# Record list
========================================

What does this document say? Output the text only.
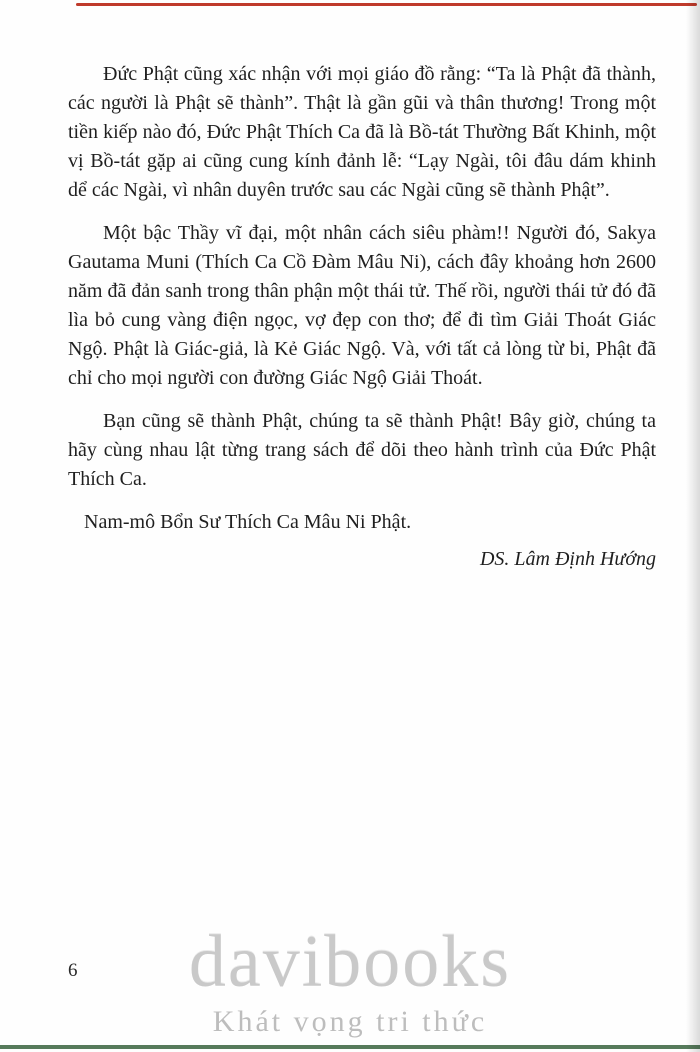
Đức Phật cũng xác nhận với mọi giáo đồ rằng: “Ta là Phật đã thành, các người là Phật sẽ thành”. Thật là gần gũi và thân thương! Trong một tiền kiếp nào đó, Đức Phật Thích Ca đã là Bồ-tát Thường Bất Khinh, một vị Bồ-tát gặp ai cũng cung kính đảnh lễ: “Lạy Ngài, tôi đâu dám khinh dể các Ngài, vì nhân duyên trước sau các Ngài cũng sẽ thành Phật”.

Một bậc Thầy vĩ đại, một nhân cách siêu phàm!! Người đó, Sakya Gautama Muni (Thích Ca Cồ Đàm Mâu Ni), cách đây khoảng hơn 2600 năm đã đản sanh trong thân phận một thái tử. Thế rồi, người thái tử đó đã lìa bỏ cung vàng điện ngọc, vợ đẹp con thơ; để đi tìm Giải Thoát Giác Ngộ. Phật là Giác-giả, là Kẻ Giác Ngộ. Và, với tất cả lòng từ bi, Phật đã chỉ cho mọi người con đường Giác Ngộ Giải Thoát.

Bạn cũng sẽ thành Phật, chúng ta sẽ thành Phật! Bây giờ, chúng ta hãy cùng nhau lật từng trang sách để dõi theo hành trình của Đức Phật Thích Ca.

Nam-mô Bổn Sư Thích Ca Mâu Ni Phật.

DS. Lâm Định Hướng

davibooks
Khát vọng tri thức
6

========================================

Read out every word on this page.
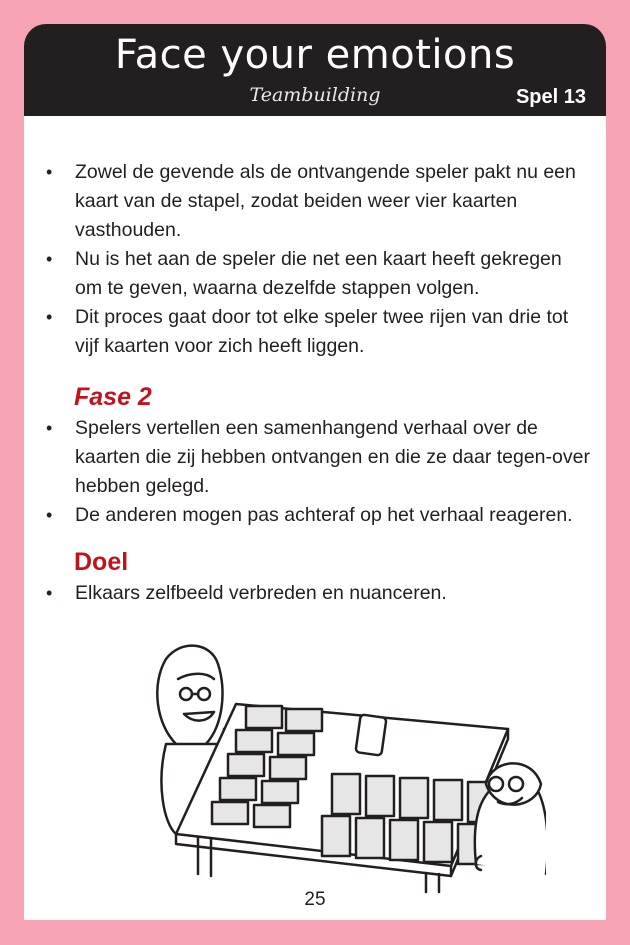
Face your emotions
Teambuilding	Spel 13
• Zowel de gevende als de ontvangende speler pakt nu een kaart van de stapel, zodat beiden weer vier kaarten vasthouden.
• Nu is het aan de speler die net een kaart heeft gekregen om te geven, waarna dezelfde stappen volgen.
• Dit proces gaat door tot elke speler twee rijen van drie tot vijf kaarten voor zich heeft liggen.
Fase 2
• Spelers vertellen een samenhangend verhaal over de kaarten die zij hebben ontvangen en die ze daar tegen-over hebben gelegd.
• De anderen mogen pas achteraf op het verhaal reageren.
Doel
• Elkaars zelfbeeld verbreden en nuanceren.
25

========================================

# Short task
Return every line above in which the string "cung" occurs.

# Full response
Đức Phật cũng xác nhận với mọi giáo đồ rằng: “Ta là Phật đã thành, các người là Phật sẽ thành”. Thật là gần gũi và thân thương! Trong một tiền kiếp nào đó, Đức Phật Thích Ca đã là Bồ-tát Thường Bất Khinh, một vị Bồ-tát gặp ai cũng cung kính đảnh lễ: “Lạy Ngài, tôi đâu dám khinh dể các Ngài, vì nhân duyên trước sau các Ngài cũng sẽ thành Phật”.
Một bậc Thầy vĩ đại, một nhân cách siêu phàm!! Người đó, Sakya Gautama Muni (Thích Ca Cồ Đàm Mâu Ni), cách đây khoảng hơn 2600 năm đã đản sanh trong thân phận một thái tử. Thế rồi, người thái tử đó đã lìa bỏ cung vàng điện ngọc, vợ đẹp con thơ; để đi tìm Giải Thoát Giác Ngộ. Phật là Giác-giả, là Kẻ Giác Ngộ. Và, với tất cả lòng từ bi, Phật đã chỉ cho mọi người con đường Giác Ngộ Giải Thoát.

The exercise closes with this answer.